## Problem statement
Reproduce the lines of the listing from the one containing "Patent image size: (727, 656)." through the one containing "The scan mode 110 is at (197, 58).", both included, and only those lines.
┄┄┄┄┄┄┄┄┄┄┄┄┄┄┄┄┄┄┄┄
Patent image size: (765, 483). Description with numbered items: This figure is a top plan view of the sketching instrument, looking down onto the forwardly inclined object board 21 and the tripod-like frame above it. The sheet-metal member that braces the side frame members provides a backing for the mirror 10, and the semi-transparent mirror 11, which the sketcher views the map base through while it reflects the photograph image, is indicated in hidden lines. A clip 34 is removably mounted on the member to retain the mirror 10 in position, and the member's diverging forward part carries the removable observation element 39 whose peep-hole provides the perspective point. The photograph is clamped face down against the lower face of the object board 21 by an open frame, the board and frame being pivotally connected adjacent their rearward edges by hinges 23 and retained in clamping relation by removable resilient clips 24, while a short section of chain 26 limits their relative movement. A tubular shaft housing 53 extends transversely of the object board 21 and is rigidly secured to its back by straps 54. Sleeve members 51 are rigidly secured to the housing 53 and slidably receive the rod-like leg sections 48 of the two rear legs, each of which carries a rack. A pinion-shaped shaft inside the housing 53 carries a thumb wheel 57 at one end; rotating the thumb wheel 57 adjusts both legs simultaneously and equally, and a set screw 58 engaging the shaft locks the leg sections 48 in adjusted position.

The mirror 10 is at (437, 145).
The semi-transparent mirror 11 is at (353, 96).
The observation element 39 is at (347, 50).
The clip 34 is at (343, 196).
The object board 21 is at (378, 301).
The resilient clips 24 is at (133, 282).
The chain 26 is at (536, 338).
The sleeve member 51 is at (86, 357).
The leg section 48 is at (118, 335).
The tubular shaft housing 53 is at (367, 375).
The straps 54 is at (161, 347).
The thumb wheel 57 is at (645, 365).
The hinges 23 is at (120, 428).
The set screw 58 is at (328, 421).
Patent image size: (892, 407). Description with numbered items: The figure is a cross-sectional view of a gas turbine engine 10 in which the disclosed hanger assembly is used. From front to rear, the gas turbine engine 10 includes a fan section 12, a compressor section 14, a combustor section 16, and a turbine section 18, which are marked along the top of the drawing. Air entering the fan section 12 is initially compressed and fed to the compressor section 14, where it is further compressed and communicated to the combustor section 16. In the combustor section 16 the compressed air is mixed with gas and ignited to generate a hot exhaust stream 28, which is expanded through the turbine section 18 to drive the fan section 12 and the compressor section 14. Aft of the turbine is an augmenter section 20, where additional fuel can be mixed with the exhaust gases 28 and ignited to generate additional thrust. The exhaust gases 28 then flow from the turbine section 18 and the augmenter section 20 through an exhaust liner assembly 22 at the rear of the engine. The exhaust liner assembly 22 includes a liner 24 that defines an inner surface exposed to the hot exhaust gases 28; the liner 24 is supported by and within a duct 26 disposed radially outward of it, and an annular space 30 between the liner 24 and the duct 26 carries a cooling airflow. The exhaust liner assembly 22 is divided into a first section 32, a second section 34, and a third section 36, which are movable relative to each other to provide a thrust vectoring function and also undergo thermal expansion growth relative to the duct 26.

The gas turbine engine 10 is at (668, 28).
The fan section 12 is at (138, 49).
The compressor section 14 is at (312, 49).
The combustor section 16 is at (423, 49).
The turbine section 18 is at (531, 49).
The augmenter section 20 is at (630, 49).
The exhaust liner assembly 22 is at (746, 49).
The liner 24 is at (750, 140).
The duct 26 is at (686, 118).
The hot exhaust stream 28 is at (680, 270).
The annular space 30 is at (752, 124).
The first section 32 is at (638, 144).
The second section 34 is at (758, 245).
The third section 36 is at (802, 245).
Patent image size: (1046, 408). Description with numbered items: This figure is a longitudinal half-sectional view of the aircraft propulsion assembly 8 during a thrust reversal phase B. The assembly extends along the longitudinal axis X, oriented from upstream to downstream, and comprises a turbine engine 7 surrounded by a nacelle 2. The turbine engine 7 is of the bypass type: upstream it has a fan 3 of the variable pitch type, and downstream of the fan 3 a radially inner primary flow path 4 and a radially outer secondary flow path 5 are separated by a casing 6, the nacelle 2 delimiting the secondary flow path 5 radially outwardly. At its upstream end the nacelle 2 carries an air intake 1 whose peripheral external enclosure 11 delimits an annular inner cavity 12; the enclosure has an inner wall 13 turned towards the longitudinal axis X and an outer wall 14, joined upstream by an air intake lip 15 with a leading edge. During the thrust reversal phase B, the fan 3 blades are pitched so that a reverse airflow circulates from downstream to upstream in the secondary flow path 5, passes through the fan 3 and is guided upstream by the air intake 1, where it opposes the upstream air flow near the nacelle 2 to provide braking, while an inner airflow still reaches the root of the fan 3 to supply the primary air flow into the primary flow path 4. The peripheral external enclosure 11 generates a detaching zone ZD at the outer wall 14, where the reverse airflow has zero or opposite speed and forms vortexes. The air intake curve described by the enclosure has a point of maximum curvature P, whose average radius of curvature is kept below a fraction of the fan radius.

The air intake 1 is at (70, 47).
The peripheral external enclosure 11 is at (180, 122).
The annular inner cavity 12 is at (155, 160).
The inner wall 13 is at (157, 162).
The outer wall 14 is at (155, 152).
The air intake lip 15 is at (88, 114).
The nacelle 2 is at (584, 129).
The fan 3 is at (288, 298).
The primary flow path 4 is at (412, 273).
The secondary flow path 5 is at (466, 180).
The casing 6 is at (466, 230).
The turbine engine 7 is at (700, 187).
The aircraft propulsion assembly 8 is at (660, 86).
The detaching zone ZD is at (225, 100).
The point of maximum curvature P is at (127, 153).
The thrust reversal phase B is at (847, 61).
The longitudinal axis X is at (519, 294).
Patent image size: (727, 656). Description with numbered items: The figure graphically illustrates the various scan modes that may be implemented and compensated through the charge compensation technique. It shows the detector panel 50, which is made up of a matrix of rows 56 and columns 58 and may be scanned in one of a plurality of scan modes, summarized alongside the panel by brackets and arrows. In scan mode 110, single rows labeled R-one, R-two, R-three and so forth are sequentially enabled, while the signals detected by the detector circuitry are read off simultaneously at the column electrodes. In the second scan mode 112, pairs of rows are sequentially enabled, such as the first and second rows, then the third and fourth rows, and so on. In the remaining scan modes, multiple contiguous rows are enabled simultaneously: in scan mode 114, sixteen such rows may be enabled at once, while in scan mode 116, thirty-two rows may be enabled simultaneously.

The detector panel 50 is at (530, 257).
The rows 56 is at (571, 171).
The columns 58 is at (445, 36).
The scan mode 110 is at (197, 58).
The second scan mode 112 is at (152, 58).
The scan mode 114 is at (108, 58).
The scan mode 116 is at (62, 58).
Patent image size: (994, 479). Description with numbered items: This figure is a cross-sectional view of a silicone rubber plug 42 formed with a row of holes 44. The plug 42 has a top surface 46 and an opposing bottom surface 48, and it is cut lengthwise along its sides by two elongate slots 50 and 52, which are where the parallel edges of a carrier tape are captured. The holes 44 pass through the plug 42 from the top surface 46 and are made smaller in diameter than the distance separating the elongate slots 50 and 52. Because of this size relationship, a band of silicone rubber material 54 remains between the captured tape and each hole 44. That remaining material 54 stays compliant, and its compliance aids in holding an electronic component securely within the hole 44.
┄┄┄┄┄┄┄┄┄┄┄┄┄┄┄┄┄┄┄┄
## Result below
Patent image size: (727, 656). Description with numbered items: The figure graphically illustrates the various scan modes that may be implemented and compensated through the charge compensation technique. It shows the detector panel 50, which is made up of a matrix of rows 56 and columns 58 and may be scanned in one of a plurality of scan modes, summarized alongside the panel by brackets and arrows. In scan mode 110, single rows labeled R-one, R-two, R-three and so forth are sequentially enabled, while the signals detected by the detector circuitry are read off simultaneously at the column electrodes. In the second scan mode 112, pairs of rows are sequentially enabled, such as the first and second rows, then the third and fourth rows, and so on. In the remaining scan modes, multiple contiguous rows are enabled simultaneously: in scan mode 114, sixteen such rows may be enabled at once, while in scan mode 116, thirty-two rows may be enabled simultaneously.

The detector panel 50 is at (530, 257).
The rows 56 is at (571, 171).
The columns 58 is at (445, 36).
The scan mode 110 is at (197, 58).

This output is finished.